Show only lines that include "title".

Records that describe figures:
==========
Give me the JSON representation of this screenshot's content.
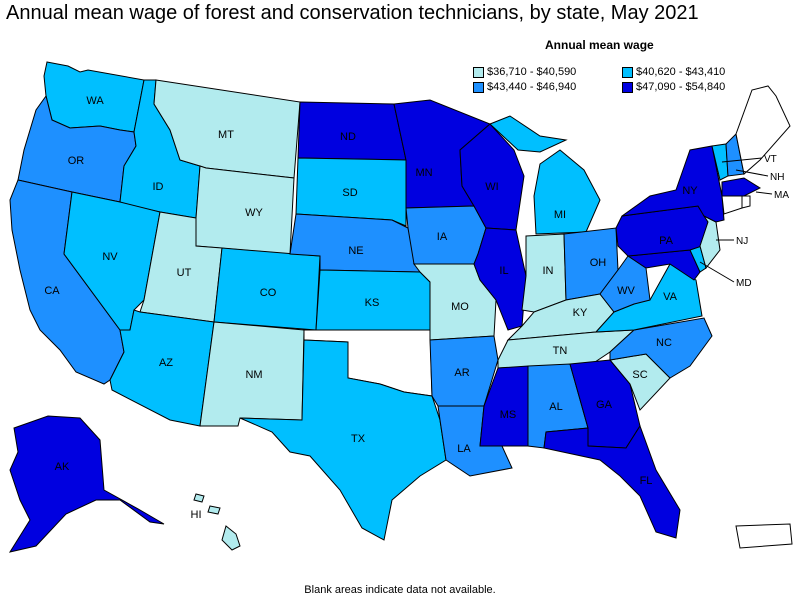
{
  "title": "Annual mean wage of forest and conservation technicians, by state, May 2021",
  "legend": {
    "title": "Annual mean wage",
    "items": [
      {
        "label": "$36,710 - $40,590",
        "color": "#b2ebee"
      },
      {
        "label": "$40,620 - $43,410",
        "color": "#00bfff"
      },
      {
        "label": "$43,440 - $46,940",
        "color": "#1e90ff"
      },
      {
        "label": "$47,090 - $54,840",
        "color": "#0000e0"
      }
    ]
  },
  "footnote": "Blank areas indicate data not available.",
  "colors": {
    "c1": "#b2ebee",
    "c2": "#00bfff",
    "c3": "#1e90ff",
    "c4": "#0000e0",
    "none": "#ffffff"
  },
  "states": {
    "WA": {
      "label": "WA",
      "bin": "c2"
    },
    "OR": {
      "label": "OR",
      "bin": "c3"
    },
    "CA": {
      "label": "CA",
      "bin": "c3"
    },
    "ID": {
      "label": "ID",
      "bin": "c2"
    },
    "NV": {
      "label": "NV",
      "bin": "c2"
    },
    "MT": {
      "label": "MT",
      "bin": "c1"
    },
    "WY": {
      "label": "WY",
      "bin": "c1"
    },
    "UT": {
      "label": "UT",
      "bin": "c1"
    },
    "AZ": {
      "label": "AZ",
      "bin": "c2"
    },
    "CO": {
      "label": "CO",
      "bin": "c2"
    },
    "NM": {
      "label": "NM",
      "bin": "c1"
    },
    "ND": {
      "label": "ND",
      "bin": "c4"
    },
    "SD": {
      "label": "SD",
      "bin": "c2"
    },
    "NE": {
      "label": "NE",
      "bin": "c3"
    },
    "KS": {
      "label": "KS",
      "bin": "c2"
    },
    "OK": {
      "label": "",
      "bin": "none"
    },
    "TX": {
      "label": "TX",
      "bin": "c2"
    },
    "MN": {
      "label": "MN",
      "bin": "c4"
    },
    "IA": {
      "label": "IA",
      "bin": "c3"
    },
    "MO": {
      "label": "MO",
      "bin": "c1"
    },
    "AR": {
      "label": "AR",
      "bin": "c3"
    },
    "LA": {
      "label": "LA",
      "bin": "c3"
    },
    "WI": {
      "label": "WI",
      "bin": "c4"
    },
    "IL": {
      "label": "IL",
      "bin": "c4"
    },
    "MI": {
      "label": "MI",
      "bin": "c2"
    },
    "IN": {
      "label": "IN",
      "bin": "c1"
    },
    "OH": {
      "label": "OH",
      "bin": "c3"
    },
    "KY": {
      "label": "KY",
      "bin": "c1"
    },
    "TN": {
      "label": "TN",
      "bin": "c1"
    },
    "MS": {
      "label": "MS",
      "bin": "c4"
    },
    "AL": {
      "label": "AL",
      "bin": "c3"
    },
    "GA": {
      "label": "GA",
      "bin": "c4"
    },
    "FL": {
      "label": "FL",
      "bin": "c4"
    },
    "SC": {
      "label": "SC",
      "bin": "c1"
    },
    "NC": {
      "label": "NC",
      "bin": "c3"
    },
    "VA": {
      "label": "VA",
      "bin": "c2"
    },
    "WV": {
      "label": "WV",
      "bin": "c3"
    },
    "PA": {
      "label": "PA",
      "bin": "c4"
    },
    "NY": {
      "label": "NY",
      "bin": "c4"
    },
    "VT": {
      "label": "VT",
      "bin": "c2"
    },
    "NH": {
      "label": "NH",
      "bin": "c3"
    },
    "ME": {
      "label": "",
      "bin": "none"
    },
    "MA": {
      "label": "MA",
      "bin": "c4"
    },
    "RI": {
      "label": "",
      "bin": "none"
    },
    "CT": {
      "label": "",
      "bin": "none"
    },
    "NJ": {
      "label": "NJ",
      "bin": "c1"
    },
    "DE": {
      "label": "",
      "bin": "c2"
    },
    "MD": {
      "label": "MD",
      "bin": "c4"
    },
    "AK": {
      "label": "AK",
      "bin": "c4"
    },
    "HI": {
      "label": "HI",
      "bin": "c1"
    },
    "PR": {
      "label": "",
      "bin": "none"
    }
  }
}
==========
Correct result:
  "title": "Annual mean wage of forest and conservation technicians, by state, May 2021",
    "title": "Annual mean wage",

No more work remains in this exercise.